Pictures stay out; everything else in the records below is copied exactly.

>> START Listed records

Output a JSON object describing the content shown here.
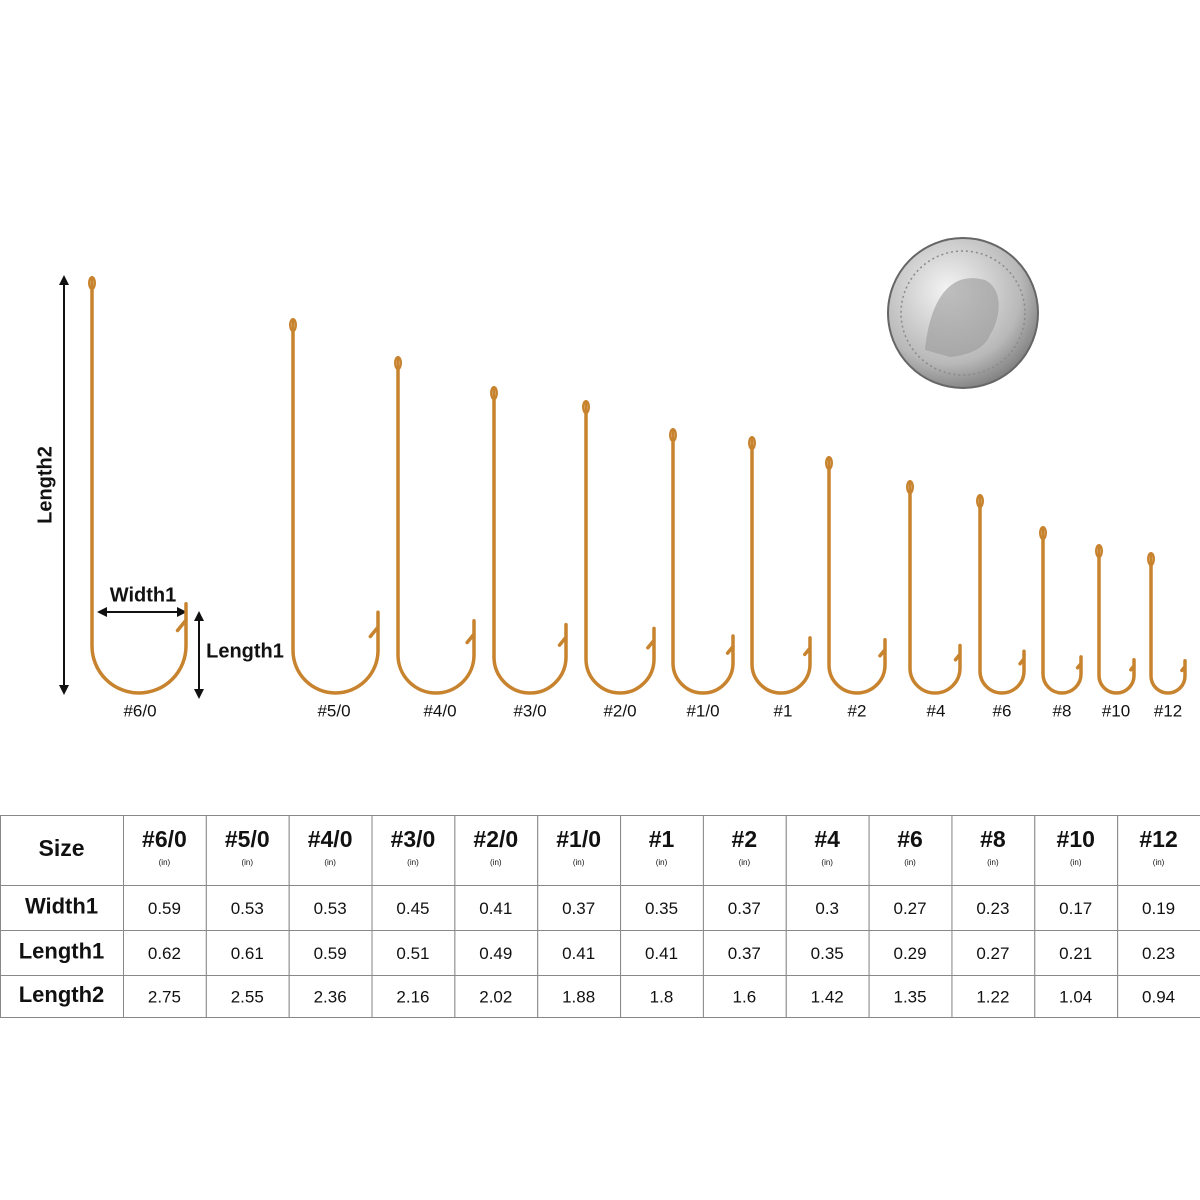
{
  "diagram": {
    "dimension_labels": {
      "length2": "Length2",
      "width1": "Width1",
      "length1": "Length1"
    },
    "hook_labels": [
      "#6/0",
      "#5/0",
      "#4/0",
      "#3/0",
      "#2/0",
      "#1/0",
      "#1",
      "#2",
      "#4",
      "#6",
      "#8",
      "#10",
      "#12"
    ]
  },
  "table": {
    "header": [
      "Size",
      "#6/0",
      "#5/0",
      "#4/0",
      "#3/0",
      "#2/0",
      "#1/0",
      "#1",
      "#2",
      "#4",
      "#6",
      "#8",
      "#10",
      "#12"
    ],
    "unit": "(in)",
    "rows": [
      [
        "Width1",
        "0.59",
        "0.53",
        "0.53",
        "0.45",
        "0.41",
        "0.37",
        "0.35",
        "0.37",
        "0.3",
        "0.27",
        "0.23",
        "0.17",
        "0.19"
      ],
      [
        "Length1",
        "0.62",
        "0.61",
        "0.59",
        "0.51",
        "0.49",
        "0.41",
        "0.41",
        "0.37",
        "0.35",
        "0.29",
        "0.27",
        "0.21",
        "0.23"
      ],
      [
        "Length2",
        "2.75",
        "2.55",
        "2.36",
        "2.16",
        "2.02",
        "1.88",
        "1.8",
        "1.6",
        "1.42",
        "1.35",
        "1.22",
        "1.04",
        "0.94"
      ]
    ]
  }
}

>> END Listed records

● Expected output:
Output a JSON object describing the content shown here.
{
  "diagram": {
    "dimension_labels": {
      "length2": "Length2",
      "width1": "Width1",
      "length1": "Length1"
    },
    "hook_labels": [
      "#6/0",
      "#5/0",
      "#4/0",
      "#3/0",
      "#2/0",
      "#1/0",
      "#1",
      "#2",
      "#4",
      "#6",
      "#8",
      "#10",
      "#12"
    ]
  },
  "table": {
    "header": [
      "Size",
      "#6/0",
      "#5/0",
      "#4/0",
      "#3/0",
      "#2/0",
      "#1/0",
      "#1",
      "#2",
      "#4",
      "#6",
      "#8",
      "#10",
      "#12"
    ],
    "unit": "(in)",
    "rows": [
      [
        "Width1",
        "0.59",
        "0.53",
        "0.53",
        "0.45",
        "0.41",
        "0.37",
        "0.35",
        "0.37",
        "0.3",
        "0.27",
        "0.23",
        "0.17",
        "0.19"
      ],
      [
        "Length1",
        "0.62",
        "0.61",
        "0.59",
        "0.51",
        "0.49",
        "0.41",
        "0.41",
        "0.37",
        "0.35",
        "0.29",
        "0.27",
        "0.21",
        "0.23"
      ],
      [
        "Length2",
        "2.75",
        "2.55",
        "2.36",
        "2.16",
        "2.02",
        "1.88",
        "1.8",
        "1.6",
        "1.42",
        "1.35",
        "1.22",
        "1.04",
        "0.94"
      ]
    ]
  }
}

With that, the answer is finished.